───── Supplied material ─────

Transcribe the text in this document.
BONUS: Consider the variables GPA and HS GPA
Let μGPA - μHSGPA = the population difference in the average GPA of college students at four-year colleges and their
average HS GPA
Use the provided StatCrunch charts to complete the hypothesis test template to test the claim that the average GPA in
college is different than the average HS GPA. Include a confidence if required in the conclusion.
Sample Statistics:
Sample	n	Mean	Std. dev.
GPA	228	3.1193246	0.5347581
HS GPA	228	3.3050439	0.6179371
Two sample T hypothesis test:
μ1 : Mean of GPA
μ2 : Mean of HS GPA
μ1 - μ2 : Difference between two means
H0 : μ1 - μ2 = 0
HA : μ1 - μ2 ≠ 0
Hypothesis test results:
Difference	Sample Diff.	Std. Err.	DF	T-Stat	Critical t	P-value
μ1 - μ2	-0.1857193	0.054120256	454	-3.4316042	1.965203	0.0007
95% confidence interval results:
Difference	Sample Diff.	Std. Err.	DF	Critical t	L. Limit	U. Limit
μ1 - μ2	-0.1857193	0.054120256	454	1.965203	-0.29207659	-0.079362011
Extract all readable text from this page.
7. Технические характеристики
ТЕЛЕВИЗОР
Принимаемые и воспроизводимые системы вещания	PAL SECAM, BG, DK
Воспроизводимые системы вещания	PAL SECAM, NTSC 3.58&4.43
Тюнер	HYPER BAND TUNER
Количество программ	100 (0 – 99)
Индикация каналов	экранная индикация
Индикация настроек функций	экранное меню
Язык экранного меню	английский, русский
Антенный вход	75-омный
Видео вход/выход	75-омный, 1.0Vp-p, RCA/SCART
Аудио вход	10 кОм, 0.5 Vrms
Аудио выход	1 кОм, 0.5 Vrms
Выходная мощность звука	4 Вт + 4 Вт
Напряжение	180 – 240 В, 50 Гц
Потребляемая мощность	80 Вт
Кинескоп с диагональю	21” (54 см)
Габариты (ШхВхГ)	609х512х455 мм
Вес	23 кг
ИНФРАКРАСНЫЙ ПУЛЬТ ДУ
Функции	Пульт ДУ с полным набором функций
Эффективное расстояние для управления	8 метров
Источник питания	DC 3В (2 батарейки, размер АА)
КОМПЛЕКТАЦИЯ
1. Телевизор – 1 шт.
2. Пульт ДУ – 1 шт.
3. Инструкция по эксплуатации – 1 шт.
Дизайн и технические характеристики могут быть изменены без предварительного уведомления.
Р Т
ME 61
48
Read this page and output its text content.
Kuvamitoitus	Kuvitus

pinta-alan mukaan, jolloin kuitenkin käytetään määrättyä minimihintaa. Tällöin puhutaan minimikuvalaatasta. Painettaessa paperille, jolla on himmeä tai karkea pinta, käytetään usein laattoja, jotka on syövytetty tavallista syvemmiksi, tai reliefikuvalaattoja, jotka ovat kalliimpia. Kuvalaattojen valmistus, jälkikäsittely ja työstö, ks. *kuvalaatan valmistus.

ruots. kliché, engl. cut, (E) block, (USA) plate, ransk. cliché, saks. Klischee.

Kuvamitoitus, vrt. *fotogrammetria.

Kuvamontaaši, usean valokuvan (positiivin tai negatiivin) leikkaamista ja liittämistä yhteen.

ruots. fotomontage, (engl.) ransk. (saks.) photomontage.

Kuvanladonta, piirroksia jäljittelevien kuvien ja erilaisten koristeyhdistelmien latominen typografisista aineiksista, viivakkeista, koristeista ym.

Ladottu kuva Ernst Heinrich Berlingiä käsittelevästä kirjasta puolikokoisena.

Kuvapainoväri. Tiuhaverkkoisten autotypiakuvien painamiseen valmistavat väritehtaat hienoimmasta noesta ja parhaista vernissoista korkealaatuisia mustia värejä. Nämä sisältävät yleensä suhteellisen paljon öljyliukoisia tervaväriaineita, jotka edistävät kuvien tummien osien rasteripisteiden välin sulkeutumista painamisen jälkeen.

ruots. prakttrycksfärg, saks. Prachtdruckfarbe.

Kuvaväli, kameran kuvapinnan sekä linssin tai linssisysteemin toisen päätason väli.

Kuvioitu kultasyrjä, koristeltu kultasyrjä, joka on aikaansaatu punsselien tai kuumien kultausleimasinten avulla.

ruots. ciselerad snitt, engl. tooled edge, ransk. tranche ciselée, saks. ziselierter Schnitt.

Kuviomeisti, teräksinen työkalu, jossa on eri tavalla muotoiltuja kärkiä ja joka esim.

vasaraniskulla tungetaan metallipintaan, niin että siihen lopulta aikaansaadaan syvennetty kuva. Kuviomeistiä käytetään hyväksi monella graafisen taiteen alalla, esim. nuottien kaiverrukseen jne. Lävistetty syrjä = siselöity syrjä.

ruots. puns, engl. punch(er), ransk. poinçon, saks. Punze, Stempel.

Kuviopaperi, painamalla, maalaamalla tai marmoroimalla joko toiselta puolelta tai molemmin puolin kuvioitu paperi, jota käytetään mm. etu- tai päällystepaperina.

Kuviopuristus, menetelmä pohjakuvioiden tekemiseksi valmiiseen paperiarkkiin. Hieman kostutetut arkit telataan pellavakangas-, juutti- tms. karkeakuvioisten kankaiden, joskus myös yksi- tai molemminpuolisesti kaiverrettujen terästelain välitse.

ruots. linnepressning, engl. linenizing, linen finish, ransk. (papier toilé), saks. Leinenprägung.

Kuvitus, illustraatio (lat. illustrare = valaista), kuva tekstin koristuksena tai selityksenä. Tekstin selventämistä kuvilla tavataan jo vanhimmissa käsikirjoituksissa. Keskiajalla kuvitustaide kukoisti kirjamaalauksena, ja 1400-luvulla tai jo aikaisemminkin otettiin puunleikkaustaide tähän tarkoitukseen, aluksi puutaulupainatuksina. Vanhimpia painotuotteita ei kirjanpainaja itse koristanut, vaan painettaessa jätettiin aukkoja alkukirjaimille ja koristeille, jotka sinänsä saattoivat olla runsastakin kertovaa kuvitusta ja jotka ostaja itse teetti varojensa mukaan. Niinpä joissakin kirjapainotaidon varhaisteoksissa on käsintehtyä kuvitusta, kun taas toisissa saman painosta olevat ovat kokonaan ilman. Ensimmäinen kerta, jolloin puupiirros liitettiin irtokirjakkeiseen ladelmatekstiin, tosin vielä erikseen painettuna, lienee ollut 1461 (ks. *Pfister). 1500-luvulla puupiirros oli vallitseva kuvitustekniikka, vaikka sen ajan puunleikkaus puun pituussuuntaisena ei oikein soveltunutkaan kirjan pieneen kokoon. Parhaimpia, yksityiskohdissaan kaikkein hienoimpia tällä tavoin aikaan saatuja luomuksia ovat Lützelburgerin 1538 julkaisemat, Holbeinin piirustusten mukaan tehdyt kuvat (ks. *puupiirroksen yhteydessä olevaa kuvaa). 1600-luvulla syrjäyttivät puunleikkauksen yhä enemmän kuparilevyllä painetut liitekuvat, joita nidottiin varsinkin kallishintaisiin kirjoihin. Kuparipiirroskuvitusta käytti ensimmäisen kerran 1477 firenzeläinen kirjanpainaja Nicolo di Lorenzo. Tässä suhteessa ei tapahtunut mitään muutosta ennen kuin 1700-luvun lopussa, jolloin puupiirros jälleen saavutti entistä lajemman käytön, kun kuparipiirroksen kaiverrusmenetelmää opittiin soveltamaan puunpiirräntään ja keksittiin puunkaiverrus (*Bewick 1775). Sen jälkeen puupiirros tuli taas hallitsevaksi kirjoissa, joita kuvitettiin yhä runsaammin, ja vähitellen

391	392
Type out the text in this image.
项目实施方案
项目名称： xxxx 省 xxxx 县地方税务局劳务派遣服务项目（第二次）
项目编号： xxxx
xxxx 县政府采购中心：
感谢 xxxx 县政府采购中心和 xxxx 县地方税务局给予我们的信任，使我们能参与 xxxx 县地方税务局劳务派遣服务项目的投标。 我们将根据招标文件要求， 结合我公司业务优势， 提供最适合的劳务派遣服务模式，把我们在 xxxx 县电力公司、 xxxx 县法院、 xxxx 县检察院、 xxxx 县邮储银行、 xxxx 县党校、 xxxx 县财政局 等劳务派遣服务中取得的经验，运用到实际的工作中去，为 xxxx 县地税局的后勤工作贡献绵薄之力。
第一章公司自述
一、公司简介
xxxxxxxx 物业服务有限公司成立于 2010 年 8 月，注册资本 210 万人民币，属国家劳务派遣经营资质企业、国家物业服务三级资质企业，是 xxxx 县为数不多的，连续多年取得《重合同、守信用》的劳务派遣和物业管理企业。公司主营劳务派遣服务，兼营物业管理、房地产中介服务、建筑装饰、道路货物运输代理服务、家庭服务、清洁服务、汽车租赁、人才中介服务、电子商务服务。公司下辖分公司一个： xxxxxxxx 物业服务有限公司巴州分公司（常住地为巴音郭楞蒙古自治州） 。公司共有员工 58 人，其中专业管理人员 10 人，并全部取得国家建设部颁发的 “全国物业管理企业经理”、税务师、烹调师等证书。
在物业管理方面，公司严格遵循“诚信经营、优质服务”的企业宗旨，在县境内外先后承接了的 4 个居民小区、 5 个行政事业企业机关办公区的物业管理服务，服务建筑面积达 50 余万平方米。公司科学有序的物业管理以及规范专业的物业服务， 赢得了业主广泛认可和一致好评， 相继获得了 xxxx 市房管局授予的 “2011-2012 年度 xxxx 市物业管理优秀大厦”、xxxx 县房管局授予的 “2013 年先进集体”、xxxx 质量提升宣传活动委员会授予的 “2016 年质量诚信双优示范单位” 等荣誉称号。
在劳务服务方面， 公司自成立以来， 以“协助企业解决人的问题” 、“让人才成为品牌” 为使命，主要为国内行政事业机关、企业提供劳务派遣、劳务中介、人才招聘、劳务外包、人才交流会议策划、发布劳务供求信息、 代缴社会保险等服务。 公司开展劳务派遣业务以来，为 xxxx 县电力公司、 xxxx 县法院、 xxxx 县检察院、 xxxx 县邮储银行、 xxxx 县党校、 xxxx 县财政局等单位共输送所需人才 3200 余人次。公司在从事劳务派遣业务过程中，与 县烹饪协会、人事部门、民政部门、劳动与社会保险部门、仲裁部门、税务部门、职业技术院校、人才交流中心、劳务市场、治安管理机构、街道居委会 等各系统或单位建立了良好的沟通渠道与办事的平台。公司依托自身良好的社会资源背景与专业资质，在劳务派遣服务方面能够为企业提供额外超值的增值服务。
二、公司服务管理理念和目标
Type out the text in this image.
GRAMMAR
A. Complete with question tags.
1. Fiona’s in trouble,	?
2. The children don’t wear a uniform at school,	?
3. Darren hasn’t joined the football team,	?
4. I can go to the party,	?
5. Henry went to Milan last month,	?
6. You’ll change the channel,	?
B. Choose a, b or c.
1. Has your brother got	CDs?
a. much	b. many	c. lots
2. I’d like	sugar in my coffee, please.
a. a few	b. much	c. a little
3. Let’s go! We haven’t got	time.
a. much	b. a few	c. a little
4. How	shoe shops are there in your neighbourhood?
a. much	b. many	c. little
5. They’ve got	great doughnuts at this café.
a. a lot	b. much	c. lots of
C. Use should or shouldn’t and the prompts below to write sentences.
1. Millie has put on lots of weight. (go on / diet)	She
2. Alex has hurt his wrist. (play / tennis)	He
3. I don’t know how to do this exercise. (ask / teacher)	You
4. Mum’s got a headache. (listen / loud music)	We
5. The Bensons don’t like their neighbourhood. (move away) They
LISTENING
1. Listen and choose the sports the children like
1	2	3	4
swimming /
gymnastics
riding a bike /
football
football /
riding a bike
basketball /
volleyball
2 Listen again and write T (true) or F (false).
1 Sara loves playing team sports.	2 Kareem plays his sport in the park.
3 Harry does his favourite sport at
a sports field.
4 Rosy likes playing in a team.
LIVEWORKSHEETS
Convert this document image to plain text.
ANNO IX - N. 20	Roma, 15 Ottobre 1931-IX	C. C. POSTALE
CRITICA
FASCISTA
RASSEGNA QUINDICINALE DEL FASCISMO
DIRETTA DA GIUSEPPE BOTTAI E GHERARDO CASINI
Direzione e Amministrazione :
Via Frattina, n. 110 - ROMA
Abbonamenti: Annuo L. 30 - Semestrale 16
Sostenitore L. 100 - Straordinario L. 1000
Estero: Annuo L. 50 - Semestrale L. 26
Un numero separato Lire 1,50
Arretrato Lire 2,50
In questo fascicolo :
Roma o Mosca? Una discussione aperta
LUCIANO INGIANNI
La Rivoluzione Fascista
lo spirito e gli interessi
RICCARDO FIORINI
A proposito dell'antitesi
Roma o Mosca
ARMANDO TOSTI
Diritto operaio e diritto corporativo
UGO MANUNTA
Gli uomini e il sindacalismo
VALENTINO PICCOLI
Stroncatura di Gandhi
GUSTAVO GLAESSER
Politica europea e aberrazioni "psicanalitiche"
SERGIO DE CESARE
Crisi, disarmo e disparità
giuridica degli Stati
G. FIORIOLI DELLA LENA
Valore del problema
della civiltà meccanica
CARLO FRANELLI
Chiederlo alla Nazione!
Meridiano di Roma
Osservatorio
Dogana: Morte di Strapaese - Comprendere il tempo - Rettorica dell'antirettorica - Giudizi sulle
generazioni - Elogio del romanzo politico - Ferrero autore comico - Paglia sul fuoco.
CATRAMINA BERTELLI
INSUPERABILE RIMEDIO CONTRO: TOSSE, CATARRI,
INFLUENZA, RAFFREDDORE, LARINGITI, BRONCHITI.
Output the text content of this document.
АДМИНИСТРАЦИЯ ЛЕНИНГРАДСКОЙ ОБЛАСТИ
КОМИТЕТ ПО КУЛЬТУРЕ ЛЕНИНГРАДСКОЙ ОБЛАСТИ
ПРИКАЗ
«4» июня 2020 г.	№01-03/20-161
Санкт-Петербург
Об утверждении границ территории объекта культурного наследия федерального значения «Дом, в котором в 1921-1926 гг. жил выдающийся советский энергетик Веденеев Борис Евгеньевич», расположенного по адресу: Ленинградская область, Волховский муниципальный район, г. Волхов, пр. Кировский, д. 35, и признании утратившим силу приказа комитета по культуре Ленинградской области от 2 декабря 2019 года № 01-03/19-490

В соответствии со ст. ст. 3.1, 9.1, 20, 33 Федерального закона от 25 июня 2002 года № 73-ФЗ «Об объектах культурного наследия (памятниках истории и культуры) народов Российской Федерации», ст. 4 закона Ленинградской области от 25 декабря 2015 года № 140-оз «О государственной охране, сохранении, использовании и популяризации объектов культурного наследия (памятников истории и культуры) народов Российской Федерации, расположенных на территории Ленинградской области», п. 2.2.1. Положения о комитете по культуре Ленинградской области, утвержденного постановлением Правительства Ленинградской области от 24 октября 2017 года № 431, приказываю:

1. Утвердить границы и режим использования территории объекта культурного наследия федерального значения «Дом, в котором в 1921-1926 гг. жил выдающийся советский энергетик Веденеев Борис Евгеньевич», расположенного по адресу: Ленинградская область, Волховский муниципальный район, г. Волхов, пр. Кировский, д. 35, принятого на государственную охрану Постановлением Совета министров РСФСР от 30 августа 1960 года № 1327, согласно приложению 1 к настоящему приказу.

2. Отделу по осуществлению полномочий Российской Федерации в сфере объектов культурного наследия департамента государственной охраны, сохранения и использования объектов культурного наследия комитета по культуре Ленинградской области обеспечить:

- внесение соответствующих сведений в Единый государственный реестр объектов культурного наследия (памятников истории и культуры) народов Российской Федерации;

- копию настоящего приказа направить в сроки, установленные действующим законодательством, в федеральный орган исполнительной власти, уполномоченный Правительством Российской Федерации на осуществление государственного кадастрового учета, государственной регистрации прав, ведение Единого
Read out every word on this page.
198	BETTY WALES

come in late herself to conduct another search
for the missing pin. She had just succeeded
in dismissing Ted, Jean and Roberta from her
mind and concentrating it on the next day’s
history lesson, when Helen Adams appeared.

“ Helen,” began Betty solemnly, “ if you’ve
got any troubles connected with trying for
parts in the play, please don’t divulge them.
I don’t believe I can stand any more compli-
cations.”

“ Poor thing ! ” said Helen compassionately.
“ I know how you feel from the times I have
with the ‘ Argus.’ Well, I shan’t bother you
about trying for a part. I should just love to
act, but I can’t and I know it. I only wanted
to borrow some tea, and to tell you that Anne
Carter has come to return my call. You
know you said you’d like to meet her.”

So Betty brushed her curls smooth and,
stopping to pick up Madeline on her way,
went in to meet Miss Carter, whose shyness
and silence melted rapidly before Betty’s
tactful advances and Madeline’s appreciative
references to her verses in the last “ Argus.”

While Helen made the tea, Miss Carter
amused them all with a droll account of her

─────

● What is asked
Track down all lines above with the string "playing" and copy them.

● Answer
1 Sara loves playing team sports.	2 Kareem plays his sport in the park.
4 Rosy likes playing in a team.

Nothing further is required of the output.